● **GIVEN EXERCISE**:
Quote the whole listing word for word, please.

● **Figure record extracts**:
** start **

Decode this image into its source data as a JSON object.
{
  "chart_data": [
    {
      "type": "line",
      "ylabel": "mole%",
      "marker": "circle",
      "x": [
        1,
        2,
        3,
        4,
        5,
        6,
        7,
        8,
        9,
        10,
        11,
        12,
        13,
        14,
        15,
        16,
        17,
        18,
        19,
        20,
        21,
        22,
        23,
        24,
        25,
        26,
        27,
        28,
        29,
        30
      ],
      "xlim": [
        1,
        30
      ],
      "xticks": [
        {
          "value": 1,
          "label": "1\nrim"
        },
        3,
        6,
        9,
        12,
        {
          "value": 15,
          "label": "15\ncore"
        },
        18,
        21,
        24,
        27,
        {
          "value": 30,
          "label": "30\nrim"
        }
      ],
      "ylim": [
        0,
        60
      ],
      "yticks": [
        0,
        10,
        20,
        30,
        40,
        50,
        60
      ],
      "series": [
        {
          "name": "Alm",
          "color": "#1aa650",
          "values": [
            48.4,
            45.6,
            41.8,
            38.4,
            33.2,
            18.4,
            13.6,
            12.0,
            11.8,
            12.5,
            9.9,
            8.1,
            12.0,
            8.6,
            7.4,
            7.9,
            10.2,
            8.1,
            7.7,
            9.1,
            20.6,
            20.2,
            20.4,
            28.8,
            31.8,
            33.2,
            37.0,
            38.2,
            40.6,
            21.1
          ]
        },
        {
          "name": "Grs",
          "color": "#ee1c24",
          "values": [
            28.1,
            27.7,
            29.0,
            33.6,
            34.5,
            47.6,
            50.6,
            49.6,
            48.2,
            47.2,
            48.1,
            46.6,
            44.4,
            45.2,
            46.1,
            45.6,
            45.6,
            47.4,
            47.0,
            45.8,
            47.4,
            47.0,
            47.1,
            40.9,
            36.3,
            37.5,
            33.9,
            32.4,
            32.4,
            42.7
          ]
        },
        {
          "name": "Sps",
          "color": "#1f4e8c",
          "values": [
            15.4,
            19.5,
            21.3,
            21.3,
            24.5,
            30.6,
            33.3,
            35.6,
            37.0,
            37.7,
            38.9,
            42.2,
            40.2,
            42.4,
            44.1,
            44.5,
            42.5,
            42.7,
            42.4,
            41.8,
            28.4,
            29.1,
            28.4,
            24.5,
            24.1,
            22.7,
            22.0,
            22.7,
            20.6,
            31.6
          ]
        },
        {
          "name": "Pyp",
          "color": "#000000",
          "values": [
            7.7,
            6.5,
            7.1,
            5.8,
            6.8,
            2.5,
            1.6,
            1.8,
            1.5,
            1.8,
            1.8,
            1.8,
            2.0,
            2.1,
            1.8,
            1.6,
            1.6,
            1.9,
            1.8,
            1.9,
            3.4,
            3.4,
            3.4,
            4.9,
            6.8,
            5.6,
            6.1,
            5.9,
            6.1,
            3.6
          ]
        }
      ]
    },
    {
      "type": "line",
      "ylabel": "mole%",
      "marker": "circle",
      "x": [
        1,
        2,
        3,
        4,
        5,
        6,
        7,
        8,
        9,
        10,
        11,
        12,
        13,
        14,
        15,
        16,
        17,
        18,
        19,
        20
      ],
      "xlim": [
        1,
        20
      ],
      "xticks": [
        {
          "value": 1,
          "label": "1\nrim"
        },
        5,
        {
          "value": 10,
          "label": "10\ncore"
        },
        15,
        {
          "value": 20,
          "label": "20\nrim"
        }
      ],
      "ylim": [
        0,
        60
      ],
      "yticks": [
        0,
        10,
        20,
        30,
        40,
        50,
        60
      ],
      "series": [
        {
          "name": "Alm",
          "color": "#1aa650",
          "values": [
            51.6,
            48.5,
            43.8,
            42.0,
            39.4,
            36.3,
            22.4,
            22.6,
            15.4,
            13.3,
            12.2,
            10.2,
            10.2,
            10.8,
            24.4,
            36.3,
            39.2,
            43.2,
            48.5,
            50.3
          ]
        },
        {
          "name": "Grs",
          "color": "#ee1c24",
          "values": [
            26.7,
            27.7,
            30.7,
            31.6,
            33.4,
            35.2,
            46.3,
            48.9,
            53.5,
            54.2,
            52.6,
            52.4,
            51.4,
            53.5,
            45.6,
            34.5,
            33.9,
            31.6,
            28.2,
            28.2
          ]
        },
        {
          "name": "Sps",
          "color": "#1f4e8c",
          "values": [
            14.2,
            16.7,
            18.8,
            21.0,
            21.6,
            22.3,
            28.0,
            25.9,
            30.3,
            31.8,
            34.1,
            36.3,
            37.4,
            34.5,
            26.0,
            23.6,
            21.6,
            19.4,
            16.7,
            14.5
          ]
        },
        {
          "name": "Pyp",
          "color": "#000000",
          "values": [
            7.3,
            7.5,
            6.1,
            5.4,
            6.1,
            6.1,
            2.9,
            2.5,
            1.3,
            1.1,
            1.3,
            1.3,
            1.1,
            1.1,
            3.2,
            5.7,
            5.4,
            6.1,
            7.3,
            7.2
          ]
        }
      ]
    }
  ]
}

** end **

● **RESULT**:
Decode this image into its source data as a JSON object.
{
  "chart_data": [
    {
      "type": "line",
      "ylabel": "mole%",
      "marker": "circle",
      "x": [
        1,
        2,
        3,
        4,
        5,
        6,
        7,
        8,
        9,
        10,
        11,
        12,
        13,
        14,
        15,
        16,
        17,
        18,
        19,
        20,
        21,
        22,
        23,
        24,
        25,
        26,
        27,
        28,
        29,
        30
      ],
      "xlim": [
        1,
        30
      ],
      "xticks": [
        {
          "value": 1,
          "label": "1\nrim"
        },
        3,
        6,
        9,
        12,
        {
          "value": 15,
          "label": "15\ncore"
        },
        18,
        21,
        24,
        27,
        {
          "value": 30,
          "label": "30\nrim"
        }
      ],
      "ylim": [
        0,
        60
      ],
      "yticks": [
        0,
        10,
        20,
        30,
        40,
        50,
        60
      ],
      "series": [
        {
          "name": "Alm",
          "color": "#1aa650",
          "values": [
            48.4,
            45.6,
            41.8,
            38.4,
            33.2,
            18.4,
            13.6,
            12.0,
            11.8,
            12.5,
            9.9,
            8.1,
            12.0,
            8.6,
            7.4,
            7.9,
            10.2,
            8.1,
            7.7,
            9.1,
            20.6,
            20.2,
            20.4,
            28.8,
            31.8,
            33.2,
            37.0,
            38.2,
            40.6,
            21.1
          ]
        },
        {
          "name": "Grs",
          "color": "#ee1c24",
          "values": [
            28.1,
            27.7,
            29.0,
            33.6,
            34.5,
            47.6,
            50.6,
            49.6,
            48.2,
            47.2,
            48.1,
            46.6,
            44.4,
            45.2,
            46.1,
            45.6,
            45.6,
            47.4,
            47.0,
            45.8,
            47.4,
            47.0,
            47.1,
            40.9,
            36.3,
            37.5,
            33.9,
            32.4,
            32.4,
            42.7
          ]
        },
        {
          "name": "Sps",
          "color": "#1f4e8c",
          "values": [
            15.4,
            19.5,
            21.3,
            21.3,
            24.5,
            30.6,
            33.3,
            35.6,
            37.0,
            37.7,
            38.9,
            42.2,
            40.2,
            42.4,
            44.1,
            44.5,
            42.5,
            42.7,
            42.4,
            41.8,
            28.4,
            29.1,
            28.4,
            24.5,
            24.1,
            22.7,
            22.0,
            22.7,
            20.6,
            31.6
          ]
        },
        {
          "name": "Pyp",
          "color": "#000000",
          "values": [
            7.7,
            6.5,
            7.1,
            5.8,
            6.8,
            2.5,
            1.6,
            1.8,
            1.5,
            1.8,
            1.8,
            1.8,
            2.0,
            2.1,
            1.8,
            1.6,
            1.6,
            1.9,
            1.8,
            1.9,
            3.4,
            3.4,
            3.4,
            4.9,
            6.8,
            5.6,
            6.1,
            5.9,
            6.1,
            3.6
          ]
        }
      ]
    },
    {
      "type": "line",
      "ylabel": "mole%",
      "marker": "circle",
      "x": [
        1,
        2,
        3,
        4,
        5,
        6,
        7,
        8,
        9,
        10,
        11,
        12,
        13,
        14,
        15,
        16,
        17,
        18,
        19,
        20
      ],
      "xlim": [
        1,
        20
      ],
      "xticks": [
        {
          "value": 1,
          "label": "1\nrim"
        },
        5,
        {
          "value": 10,
          "label": "10\ncore"
        },
        15,
        {
          "value": 20,
          "label": "20\nrim"
        }
      ],
      "ylim": [
        0,
        60
      ],
      "yticks": [
        0,
        10,
        20,
        30,
        40,
        50,
        60
      ],
      "series": [
        {
          "name": "Alm",
          "color": "#1aa650",
          "values": [
            51.6,
            48.5,
            43.8,
            42.0,
            39.4,
            36.3,
            22.4,
            22.6,
            15.4,
            13.3,
            12.2,
            10.2,
            10.2,
            10.8,
            24.4,
            36.3,
            39.2,
            43.2,
            48.5,
            50.3
          ]
        },
        {
          "name": "Grs",
          "color": "#ee1c24",
          "values": [
            26.7,
            27.7,
            30.7,
            31.6,
            33.4,
            35.2,
            46.3,
            48.9,
            53.5,
            54.2,
            52.6,
            52.4,
            51.4,
            53.5,
            45.6,
            34.5,
            33.9,
            31.6,
            28.2,
            28.2
          ]
        },
        {
          "name": "Sps",
          "color": "#1f4e8c",
          "values": [
            14.2,
            16.7,
            18.8,
            21.0,
            21.6,
            22.3,
            28.0,
            25.9,
            30.3,
            31.8,
            34.1,
            36.3,
            37.4,
            34.5,
            26.0,
            23.6,
            21.6,
            19.4,
            16.7,
            14.5
          ]
        },
        {
          "name": "Pyp",
          "color": "#000000",
          "values": [
            7.3,
            7.5,
            6.1,
            5.4,
            6.1,
            6.1,
            2.9,
            2.5,
            1.3,
            1.1,
            1.3,
            1.3,
            1.1,
            1.1,
            3.2,
            5.7,
            5.4,
            6.1,
            7.3,
            7.2
          ]
        }
      ]
    }
  ]
}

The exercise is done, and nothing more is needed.